• **PROBLEM**:
Gather up the lines with the word "的氧气压力调节阀组" in them.

────────

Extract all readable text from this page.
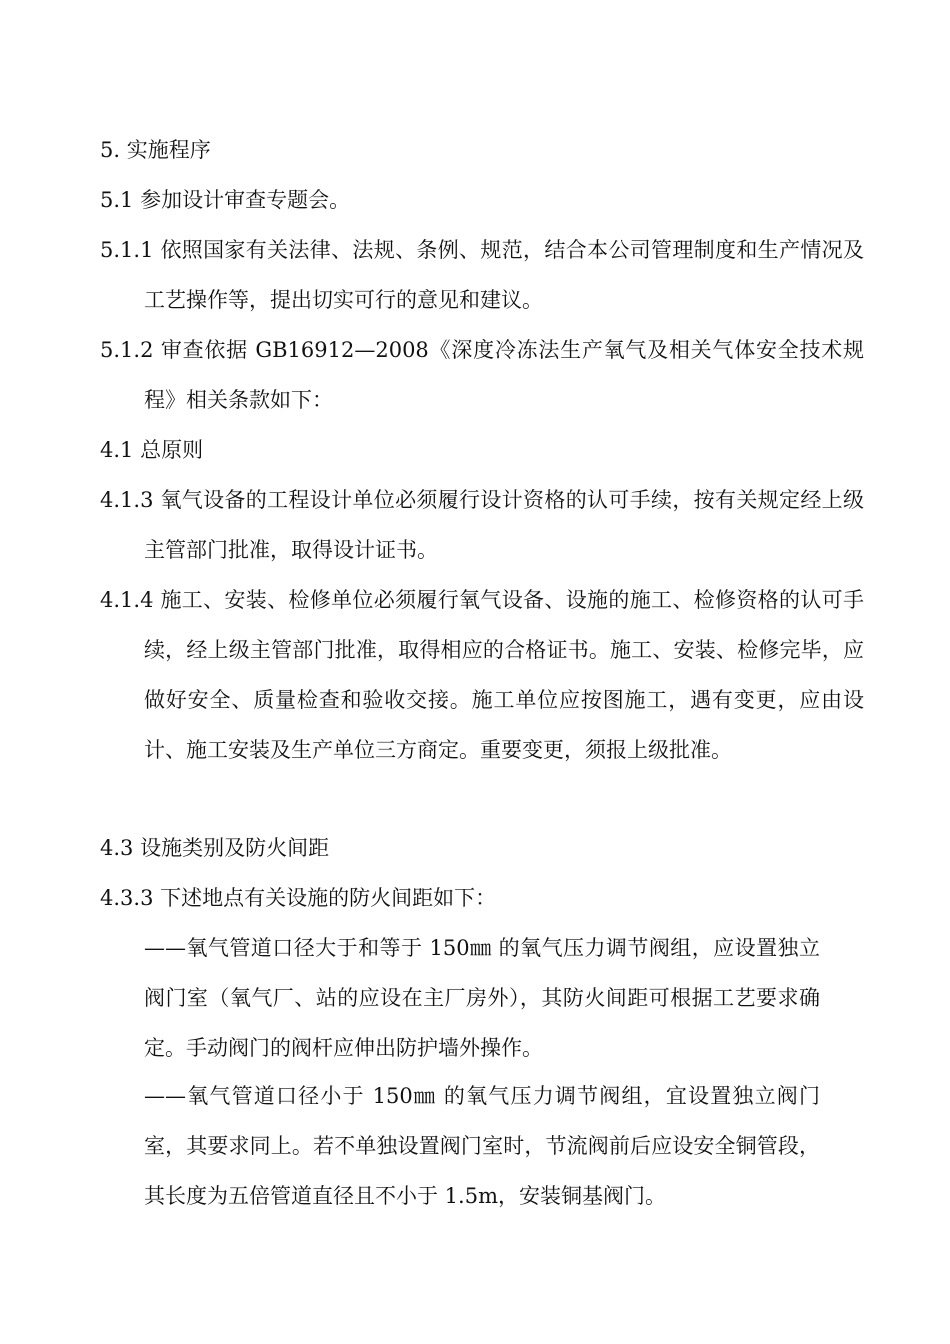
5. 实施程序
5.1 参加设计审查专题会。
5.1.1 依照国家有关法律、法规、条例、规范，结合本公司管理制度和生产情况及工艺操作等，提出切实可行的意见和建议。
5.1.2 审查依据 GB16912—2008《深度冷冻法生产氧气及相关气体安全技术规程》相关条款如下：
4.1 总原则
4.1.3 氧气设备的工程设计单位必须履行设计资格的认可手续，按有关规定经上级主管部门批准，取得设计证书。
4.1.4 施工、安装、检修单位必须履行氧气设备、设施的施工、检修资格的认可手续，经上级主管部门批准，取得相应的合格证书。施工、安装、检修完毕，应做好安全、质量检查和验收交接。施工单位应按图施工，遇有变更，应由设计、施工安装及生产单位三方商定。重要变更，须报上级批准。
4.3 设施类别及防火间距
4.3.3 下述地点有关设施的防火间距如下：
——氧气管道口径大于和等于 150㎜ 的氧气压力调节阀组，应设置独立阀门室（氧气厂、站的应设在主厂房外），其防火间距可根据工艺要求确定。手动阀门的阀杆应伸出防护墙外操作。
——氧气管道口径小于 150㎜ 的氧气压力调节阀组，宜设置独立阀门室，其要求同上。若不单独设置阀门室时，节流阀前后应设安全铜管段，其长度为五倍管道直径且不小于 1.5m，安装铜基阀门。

────────

• **THE ANSWER**:
——氧气管道口径大于和等于 150㎜ 的氧气压力调节阀组，应设置独立阀门室（氧气厂、站的应设在主厂房外），其防火间距可根据工艺要求确定。手动阀门的阀杆应伸出防护墙外操作。
——氧气管道口径小于 150㎜ 的氧气压力调节阀组，宜设置独立阀门室，其要求同上。若不单独设置阀门室时，节流阀前后应设安全铜管段，其长度为五倍管道直径且不小于 1.5m，安装铜基阀门。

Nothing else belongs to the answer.